Element and region listings
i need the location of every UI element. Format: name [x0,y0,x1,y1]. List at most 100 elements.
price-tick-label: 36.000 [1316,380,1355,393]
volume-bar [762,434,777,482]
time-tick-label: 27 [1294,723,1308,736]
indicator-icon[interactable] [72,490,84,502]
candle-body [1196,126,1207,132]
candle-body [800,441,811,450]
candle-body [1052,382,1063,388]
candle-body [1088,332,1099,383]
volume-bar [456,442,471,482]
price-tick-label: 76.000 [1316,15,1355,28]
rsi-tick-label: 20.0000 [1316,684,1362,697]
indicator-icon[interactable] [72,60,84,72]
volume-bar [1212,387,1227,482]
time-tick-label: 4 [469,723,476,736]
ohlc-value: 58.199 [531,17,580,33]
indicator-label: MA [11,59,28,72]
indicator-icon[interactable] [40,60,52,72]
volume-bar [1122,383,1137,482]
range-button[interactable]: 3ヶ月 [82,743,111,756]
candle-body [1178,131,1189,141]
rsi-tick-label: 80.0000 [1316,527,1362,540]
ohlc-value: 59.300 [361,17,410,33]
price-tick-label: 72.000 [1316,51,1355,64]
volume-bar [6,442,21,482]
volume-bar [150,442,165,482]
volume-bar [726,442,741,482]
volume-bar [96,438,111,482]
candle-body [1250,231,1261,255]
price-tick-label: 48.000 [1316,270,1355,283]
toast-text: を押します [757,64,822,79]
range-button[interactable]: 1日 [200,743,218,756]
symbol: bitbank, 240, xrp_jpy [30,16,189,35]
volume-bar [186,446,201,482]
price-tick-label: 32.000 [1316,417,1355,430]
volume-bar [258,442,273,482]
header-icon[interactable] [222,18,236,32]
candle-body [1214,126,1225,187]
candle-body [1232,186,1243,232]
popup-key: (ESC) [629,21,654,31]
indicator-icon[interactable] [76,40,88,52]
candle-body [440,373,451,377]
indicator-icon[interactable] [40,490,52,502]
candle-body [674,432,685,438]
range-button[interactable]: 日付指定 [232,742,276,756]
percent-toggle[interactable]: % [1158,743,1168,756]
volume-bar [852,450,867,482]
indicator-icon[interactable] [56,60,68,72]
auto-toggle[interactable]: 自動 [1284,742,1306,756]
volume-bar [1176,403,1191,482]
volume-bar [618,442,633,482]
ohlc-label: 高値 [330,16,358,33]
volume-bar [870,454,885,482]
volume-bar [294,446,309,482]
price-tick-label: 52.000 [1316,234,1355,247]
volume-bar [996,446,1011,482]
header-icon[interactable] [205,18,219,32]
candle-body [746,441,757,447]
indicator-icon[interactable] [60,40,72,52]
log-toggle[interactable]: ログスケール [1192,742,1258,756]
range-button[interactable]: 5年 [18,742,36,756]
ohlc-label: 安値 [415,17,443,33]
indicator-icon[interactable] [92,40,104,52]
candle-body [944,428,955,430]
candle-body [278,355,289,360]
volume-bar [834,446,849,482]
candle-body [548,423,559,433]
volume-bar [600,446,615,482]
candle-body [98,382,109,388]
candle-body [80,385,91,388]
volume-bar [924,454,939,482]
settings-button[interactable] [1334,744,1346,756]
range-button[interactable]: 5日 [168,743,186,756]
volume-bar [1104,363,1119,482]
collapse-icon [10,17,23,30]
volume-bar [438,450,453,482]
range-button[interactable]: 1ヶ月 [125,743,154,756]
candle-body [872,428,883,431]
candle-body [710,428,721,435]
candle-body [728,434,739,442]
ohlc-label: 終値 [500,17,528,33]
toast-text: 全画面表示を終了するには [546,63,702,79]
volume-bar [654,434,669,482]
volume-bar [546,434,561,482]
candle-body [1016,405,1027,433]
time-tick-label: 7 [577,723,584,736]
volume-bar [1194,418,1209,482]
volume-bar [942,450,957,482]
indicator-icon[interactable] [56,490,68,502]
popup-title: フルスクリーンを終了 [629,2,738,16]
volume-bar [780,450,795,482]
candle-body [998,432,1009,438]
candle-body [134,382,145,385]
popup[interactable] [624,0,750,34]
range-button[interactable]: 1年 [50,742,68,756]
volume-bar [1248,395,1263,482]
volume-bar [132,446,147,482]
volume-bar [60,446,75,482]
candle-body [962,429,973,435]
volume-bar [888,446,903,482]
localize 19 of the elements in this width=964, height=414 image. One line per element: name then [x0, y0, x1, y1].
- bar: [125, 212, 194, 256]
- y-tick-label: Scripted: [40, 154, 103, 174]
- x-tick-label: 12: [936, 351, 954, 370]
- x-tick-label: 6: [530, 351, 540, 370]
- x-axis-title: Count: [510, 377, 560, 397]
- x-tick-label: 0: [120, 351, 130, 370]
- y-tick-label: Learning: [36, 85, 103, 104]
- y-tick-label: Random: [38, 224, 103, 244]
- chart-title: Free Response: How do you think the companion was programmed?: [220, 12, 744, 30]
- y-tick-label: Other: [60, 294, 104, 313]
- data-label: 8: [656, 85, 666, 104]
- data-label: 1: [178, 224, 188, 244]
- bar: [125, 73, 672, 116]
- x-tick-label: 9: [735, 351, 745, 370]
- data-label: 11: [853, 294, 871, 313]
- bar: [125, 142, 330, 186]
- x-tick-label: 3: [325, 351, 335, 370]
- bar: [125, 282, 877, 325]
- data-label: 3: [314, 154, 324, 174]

THE PROBLEM:
Put every line above into a Markdown table with the columns "Row" and "Line text", numbering the rows in order and leaving out blank lines.

RESULT BELOW:
| Row | Line text |
|---|---|
| 1 | i need the location of every UI element. Format: name [x0,y0,x1,y1]. List at most 100 elements. |
| 2 | price-tick-label: 36.000 [1316,380,1355,393] |
| 3 | volume-bar [762,434,777,482] |
| 4 | time-tick-label: 27 [1294,723,1308,736] |
| 5 | indicator-icon[interactable] [72,490,84,502] |
| 6 | candle-body [1196,126,1207,132] |
| 7 | candle-body [800,441,811,450] |
| 8 | candle-body [1052,382,1063,388] |
| 9 | candle-body [1088,332,1099,383] |
| 10 | volume-bar [456,442,471,482] |
| 11 | price-tick-label: 76.000 [1316,15,1355,28] |
| 12 | rsi-tick-label: 20.0000 [1316,684,1362,697] |
| 13 | indicator-icon[interactable] [72,60,84,72] |
| 14 | volume-bar [1212,387,1227,482] |
| 15 | time-tick-label: 4 [469,723,476,736] |
| 16 | ohlc-value: 58.199 [531,17,580,33] |
| 17 | indicator-label: MA [11,59,28,72] |
| 18 | indicator-icon[interactable] [40,60,52,72] |
| 19 | volume-bar [1122,383,1137,482] |
| 20 | range-button[interactable]: 3ヶ月 [82,743,111,756] |
| 21 | candle-body [1178,131,1189,141] |
| 22 | rsi-tick-label: 80.0000 [1316,527,1362,540] |
| 23 | ohlc-value: 59.300 [361,17,410,33] |
| 24 | price-tick-label: 72.000 [1316,51,1355,64] |
| 25 | volume-bar [6,442,21,482] |
| 26 | volume-bar [150,442,165,482] |
| 27 | volume-bar [726,442,741,482] |
| 28 | volume-bar [96,438,111,482] |
| 29 | candle-body [1250,231,1261,255] |
| 30 | price-tick-label: 48.000 [1316,270,1355,283] |
| 31 | toast-text: を押します [757,64,822,79] |
| 32 | range-button[interactable]: 1日 [200,743,218,756] |
| 33 | symbol: bitbank, 240, xrp_jpy [30,16,189,35] |
| 34 | volume-bar [186,446,201,482] |
| 35 | price-tick-label: 32.000 [1316,417,1355,430] |
| 36 | volume-bar [258,442,273,482] |
| 37 | header-icon[interactable] [222,18,236,32] |
| 38 | candle-body [1214,126,1225,187] |
| 39 | candle-body [1232,186,1243,232] |
| 40 | popup-key: (ESC) [629,21,654,31] |
| 41 | indicator-icon[interactable] [76,40,88,52] |
| 42 | candle-body [440,373,451,377] |
| 43 | indicator-icon[interactable] [40,490,52,502] |
| 44 | candle-body [674,432,685,438] |
| 45 | range-button[interactable]: 日付指定 [232,742,276,756] |
| 46 | percent-toggle[interactable]: % [1158,743,1168,756] |
| 47 | volume-bar [852,450,867,482] |
| 48 | indicator-icon[interactable] [56,60,68,72] |
| 49 | auto-toggle[interactable]: 自動 [1284,742,1306,756] |
| 50 | volume-bar [1176,403,1191,482] |
| 51 | volume-bar [618,442,633,482] |
| 52 | ohlc-label: 高値 [330,16,358,33] |
| 53 | volume-bar [870,454,885,482] |
| 54 | volume-bar [294,446,309,482] |
| 55 | price-tick-label: 52.000 [1316,234,1355,247] |
| 56 | volume-bar [996,446,1011,482] |
| 57 | header-icon[interactable] [205,18,219,32] |
| 58 | candle-body [746,441,757,447] |
| 59 | indicator-icon[interactable] [60,40,72,52] |
| 60 | log-toggle[interactable]: ログスケール [1192,742,1258,756] |
| 61 | range-button[interactable]: 5年 [18,742,36,756] |
| 62 | ohlc-label: 安値 [415,17,443,33] |
| 63 | indicator-icon[interactable] [92,40,104,52] |
| 64 | candle-body [944,428,955,430] |
| 65 | candle-body [278,355,289,360] |
| 66 | volume-bar [834,446,849,482] |
| 67 | candle-body [548,423,559,433] |
| 68 | volume-bar [600,446,615,482] |
| 69 | candle-body [98,382,109,388] |
| 70 | candle-body [80,385,91,388] |
| 71 | volume-bar [924,454,939,482] |
| 72 | settings-button[interactable] [1334,744,1346,756] |
| 73 | range-button[interactable]: 5日 [168,743,186,756] |
| 74 | volume-bar [1104,363,1119,482] |
| 75 | collapse-icon [10,17,23,30] |
| 76 | volume-bar [438,450,453,482] |
| 77 | range-button[interactable]: 1ヶ月 [125,743,154,756] |
| 78 | candle-body [872,428,883,431] |
| 79 | candle-body [710,428,721,435] |
| 80 | candle-body [728,434,739,442] |
| 81 | ohlc-label: 終値 [500,17,528,33] |
| 82 | toast-text: 全画面表示を終了するには [546,63,702,79] |
| 83 | volume-bar [654,434,669,482] |
| 84 | volume-bar [546,434,561,482] |
| 85 | candle-body [1016,405,1027,433] |
| 86 | time-tick-label: 7 [577,723,584,736] |
| 87 | volume-bar [1194,418,1209,482] |
| 88 | volume-bar [942,450,957,482] |
| 89 | indicator-icon[interactable] [56,490,68,502] |
| 90 | popup-title: フルスクリーンを終了 [629,2,738,16] |
| 91 | volume-bar [780,450,795,482] |
| 92 | candle-body [998,432,1009,438] |
| 93 | candle-body [134,382,145,385] |
| 94 | popup[interactable] [624,0,750,34] |
| 95 | range-button[interactable]: 1年 [50,742,68,756] |
| 96 | volume-bar [1248,395,1263,482] |
| 97 | volume-bar [132,446,147,482] |
| 98 | volume-bar [60,446,75,482] |
| 99 | candle-body [962,429,973,435] |
| 100 | volume-bar [888,446,903,482] |
| 101 | localize 19 of the elements in this width=964, height=414 image. One line per element: name then [x0, y0, x1, y1]. |
| 102 | - bar: [125, 212, 194, 256] |
| 103 | - y-tick-label: Scripted: [40, 154, 103, 174] |
| 104 | - x-tick-label: 12: [936, 351, 954, 370] |
| 105 | - x-tick-label: 6: [530, 351, 540, 370] |
| 106 | - x-axis-title: Count: [510, 377, 560, 397] |
| 107 | - x-tick-label: 0: [120, 351, 130, 370] |
| 108 | - y-tick-label: Learning: [36, 85, 103, 104] |
| 109 | - y-tick-label: Random: [38, 224, 103, 244] |
| 110 | - chart-title: Free Response: How do you think the companion was programmed?: [220, 12, 744, 30] |
| 111 | - y-tick-label: Other: [60, 294, 104, 313] |
| 112 | - data-label: 8: [656, 85, 666, 104] |
| 113 | - data-label: 1: [178, 224, 188, 244] |
| 114 | - bar: [125, 73, 672, 116] |
| 115 | - x-tick-label: 9: [735, 351, 745, 370] |
| 116 | - data-label: 11: [853, 294, 871, 313] |
| 117 | - bar: [125, 142, 330, 186] |
| 118 | - x-tick-label: 3: [325, 351, 335, 370] |
| 119 | - bar: [125, 282, 877, 325] |
| 120 | - data-label: 3: [314, 154, 324, 174] |